>>>>>
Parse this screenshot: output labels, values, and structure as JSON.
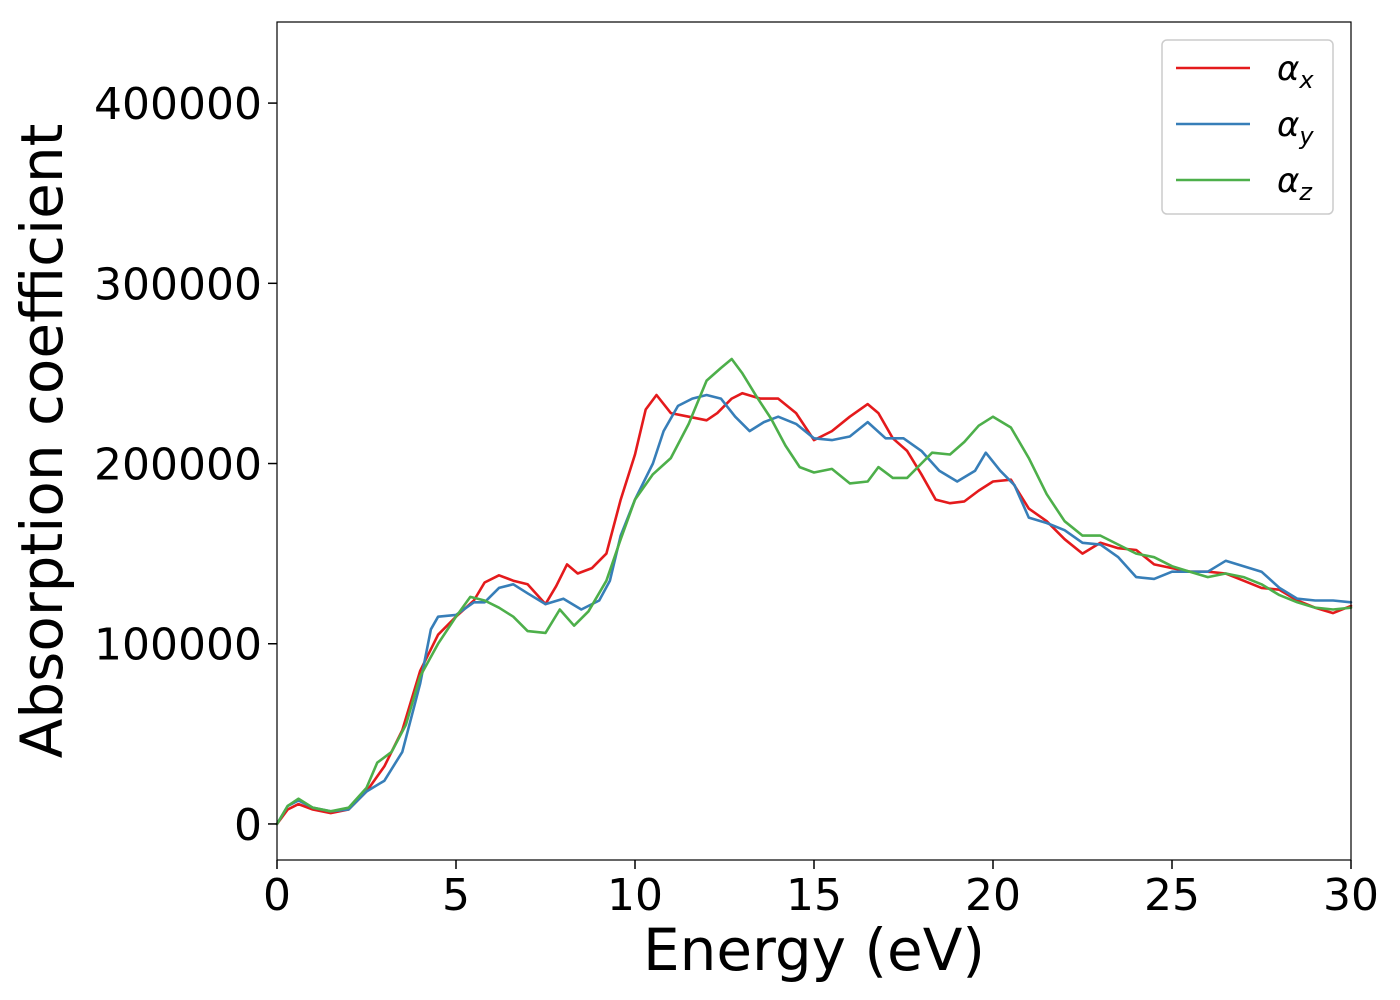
{
  "chart_data": {
    "type": "line",
    "xlabel": "Energy (eV)",
    "ylabel": "Absorption coefficient",
    "xlim": [
      0,
      30
    ],
    "ylim": [
      -20000,
      445000
    ],
    "x_ticks": [
      "0",
      "5",
      "10",
      "15",
      "20",
      "25",
      "30"
    ],
    "y_ticks": [
      "0",
      "100000",
      "200000",
      "300000",
      "400000"
    ],
    "grid": false,
    "legend_position": "top-right",
    "series": [
      {
        "name": "α",
        "subscript": "x",
        "color": "#e41a1c",
        "points": [
          [
            0,
            0
          ],
          [
            0.3,
            8000
          ],
          [
            0.6,
            11000
          ],
          [
            1.0,
            8000
          ],
          [
            1.5,
            6000
          ],
          [
            2.0,
            8000
          ],
          [
            2.5,
            18000
          ],
          [
            3.0,
            32000
          ],
          [
            3.5,
            52000
          ],
          [
            4.0,
            85000
          ],
          [
            4.5,
            105000
          ],
          [
            5.0,
            115000
          ],
          [
            5.5,
            124000
          ],
          [
            5.8,
            134000
          ],
          [
            6.2,
            138000
          ],
          [
            6.6,
            135000
          ],
          [
            7.0,
            133000
          ],
          [
            7.5,
            122000
          ],
          [
            7.8,
            132000
          ],
          [
            8.1,
            144000
          ],
          [
            8.4,
            139000
          ],
          [
            8.8,
            142000
          ],
          [
            9.2,
            150000
          ],
          [
            9.6,
            180000
          ],
          [
            10.0,
            205000
          ],
          [
            10.3,
            230000
          ],
          [
            10.6,
            238000
          ],
          [
            11.0,
            228000
          ],
          [
            11.5,
            226000
          ],
          [
            12.0,
            224000
          ],
          [
            12.3,
            228000
          ],
          [
            12.7,
            236000
          ],
          [
            13.0,
            239000
          ],
          [
            13.5,
            236000
          ],
          [
            14.0,
            236000
          ],
          [
            14.5,
            228000
          ],
          [
            15.0,
            213000
          ],
          [
            15.5,
            218000
          ],
          [
            16.0,
            226000
          ],
          [
            16.5,
            233000
          ],
          [
            16.8,
            228000
          ],
          [
            17.2,
            214000
          ],
          [
            17.6,
            207000
          ],
          [
            18.0,
            194000
          ],
          [
            18.4,
            180000
          ],
          [
            18.8,
            178000
          ],
          [
            19.2,
            179000
          ],
          [
            19.6,
            185000
          ],
          [
            20.0,
            190000
          ],
          [
            20.5,
            191000
          ],
          [
            21.0,
            175000
          ],
          [
            21.5,
            168000
          ],
          [
            22.0,
            158000
          ],
          [
            22.5,
            150000
          ],
          [
            23.0,
            156000
          ],
          [
            23.5,
            153000
          ],
          [
            24.0,
            152000
          ],
          [
            24.5,
            144000
          ],
          [
            25.0,
            142000
          ],
          [
            25.5,
            140000
          ],
          [
            26.0,
            140000
          ],
          [
            26.5,
            139000
          ],
          [
            27.0,
            135000
          ],
          [
            27.5,
            131000
          ],
          [
            28.0,
            130000
          ],
          [
            28.5,
            124000
          ],
          [
            29.0,
            120000
          ],
          [
            29.5,
            117000
          ],
          [
            30.0,
            121000
          ]
        ]
      },
      {
        "name": "α",
        "subscript": "y",
        "color": "#377eb8",
        "points": [
          [
            0,
            0
          ],
          [
            0.3,
            10000
          ],
          [
            0.6,
            13000
          ],
          [
            1.0,
            9000
          ],
          [
            1.5,
            7000
          ],
          [
            2.0,
            8000
          ],
          [
            2.5,
            18000
          ],
          [
            3.0,
            24000
          ],
          [
            3.5,
            40000
          ],
          [
            4.0,
            78000
          ],
          [
            4.3,
            108000
          ],
          [
            4.5,
            115000
          ],
          [
            5.0,
            116000
          ],
          [
            5.5,
            123000
          ],
          [
            5.8,
            123000
          ],
          [
            6.2,
            131000
          ],
          [
            6.6,
            133000
          ],
          [
            7.0,
            128000
          ],
          [
            7.5,
            122000
          ],
          [
            8.0,
            125000
          ],
          [
            8.5,
            119000
          ],
          [
            9.0,
            124000
          ],
          [
            9.3,
            135000
          ],
          [
            9.6,
            160000
          ],
          [
            10.0,
            180000
          ],
          [
            10.5,
            200000
          ],
          [
            10.8,
            218000
          ],
          [
            11.2,
            232000
          ],
          [
            11.6,
            236000
          ],
          [
            12.0,
            238000
          ],
          [
            12.4,
            236000
          ],
          [
            12.8,
            226000
          ],
          [
            13.2,
            218000
          ],
          [
            13.6,
            223000
          ],
          [
            14.0,
            226000
          ],
          [
            14.5,
            222000
          ],
          [
            15.0,
            214000
          ],
          [
            15.5,
            213000
          ],
          [
            16.0,
            215000
          ],
          [
            16.5,
            223000
          ],
          [
            17.0,
            214000
          ],
          [
            17.5,
            214000
          ],
          [
            18.0,
            207000
          ],
          [
            18.5,
            196000
          ],
          [
            19.0,
            190000
          ],
          [
            19.5,
            196000
          ],
          [
            19.8,
            206000
          ],
          [
            20.2,
            196000
          ],
          [
            20.6,
            188000
          ],
          [
            21.0,
            170000
          ],
          [
            21.5,
            167000
          ],
          [
            22.0,
            163000
          ],
          [
            22.5,
            156000
          ],
          [
            23.0,
            155000
          ],
          [
            23.5,
            148000
          ],
          [
            24.0,
            137000
          ],
          [
            24.5,
            136000
          ],
          [
            25.0,
            140000
          ],
          [
            25.5,
            140000
          ],
          [
            26.0,
            140000
          ],
          [
            26.5,
            146000
          ],
          [
            27.0,
            143000
          ],
          [
            27.5,
            140000
          ],
          [
            28.0,
            131000
          ],
          [
            28.5,
            125000
          ],
          [
            29.0,
            124000
          ],
          [
            29.5,
            124000
          ],
          [
            30.0,
            123000
          ]
        ]
      },
      {
        "name": "α",
        "subscript": "z",
        "color": "#4daf4a",
        "points": [
          [
            0,
            0
          ],
          [
            0.3,
            10000
          ],
          [
            0.6,
            14000
          ],
          [
            1.0,
            9000
          ],
          [
            1.5,
            7000
          ],
          [
            2.0,
            9000
          ],
          [
            2.5,
            20000
          ],
          [
            2.8,
            34000
          ],
          [
            3.2,
            40000
          ],
          [
            3.6,
            55000
          ],
          [
            4.0,
            82000
          ],
          [
            4.5,
            100000
          ],
          [
            5.0,
            115000
          ],
          [
            5.4,
            126000
          ],
          [
            5.8,
            124000
          ],
          [
            6.2,
            120000
          ],
          [
            6.6,
            115000
          ],
          [
            7.0,
            107000
          ],
          [
            7.5,
            106000
          ],
          [
            7.9,
            119000
          ],
          [
            8.3,
            110000
          ],
          [
            8.7,
            118000
          ],
          [
            9.2,
            135000
          ],
          [
            9.6,
            158000
          ],
          [
            10.0,
            180000
          ],
          [
            10.5,
            194000
          ],
          [
            11.0,
            203000
          ],
          [
            11.5,
            222000
          ],
          [
            12.0,
            246000
          ],
          [
            12.4,
            253000
          ],
          [
            12.7,
            258000
          ],
          [
            13.0,
            250000
          ],
          [
            13.4,
            237000
          ],
          [
            13.8,
            225000
          ],
          [
            14.2,
            210000
          ],
          [
            14.6,
            198000
          ],
          [
            15.0,
            195000
          ],
          [
            15.5,
            197000
          ],
          [
            16.0,
            189000
          ],
          [
            16.5,
            190000
          ],
          [
            16.8,
            198000
          ],
          [
            17.2,
            192000
          ],
          [
            17.6,
            192000
          ],
          [
            18.0,
            200000
          ],
          [
            18.3,
            206000
          ],
          [
            18.8,
            205000
          ],
          [
            19.2,
            212000
          ],
          [
            19.6,
            221000
          ],
          [
            20.0,
            226000
          ],
          [
            20.5,
            220000
          ],
          [
            21.0,
            203000
          ],
          [
            21.5,
            183000
          ],
          [
            22.0,
            168000
          ],
          [
            22.5,
            160000
          ],
          [
            23.0,
            160000
          ],
          [
            23.5,
            155000
          ],
          [
            24.0,
            150000
          ],
          [
            24.5,
            148000
          ],
          [
            25.0,
            143000
          ],
          [
            25.5,
            140000
          ],
          [
            26.0,
            137000
          ],
          [
            26.5,
            139000
          ],
          [
            27.0,
            137000
          ],
          [
            27.5,
            133000
          ],
          [
            28.0,
            127000
          ],
          [
            28.5,
            123000
          ],
          [
            29.0,
            120000
          ],
          [
            29.5,
            119000
          ],
          [
            30.0,
            120000
          ]
        ]
      }
    ]
  }
}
<<<<<
State the count of lines holding the string "color" in the listing above, and nothing else.

3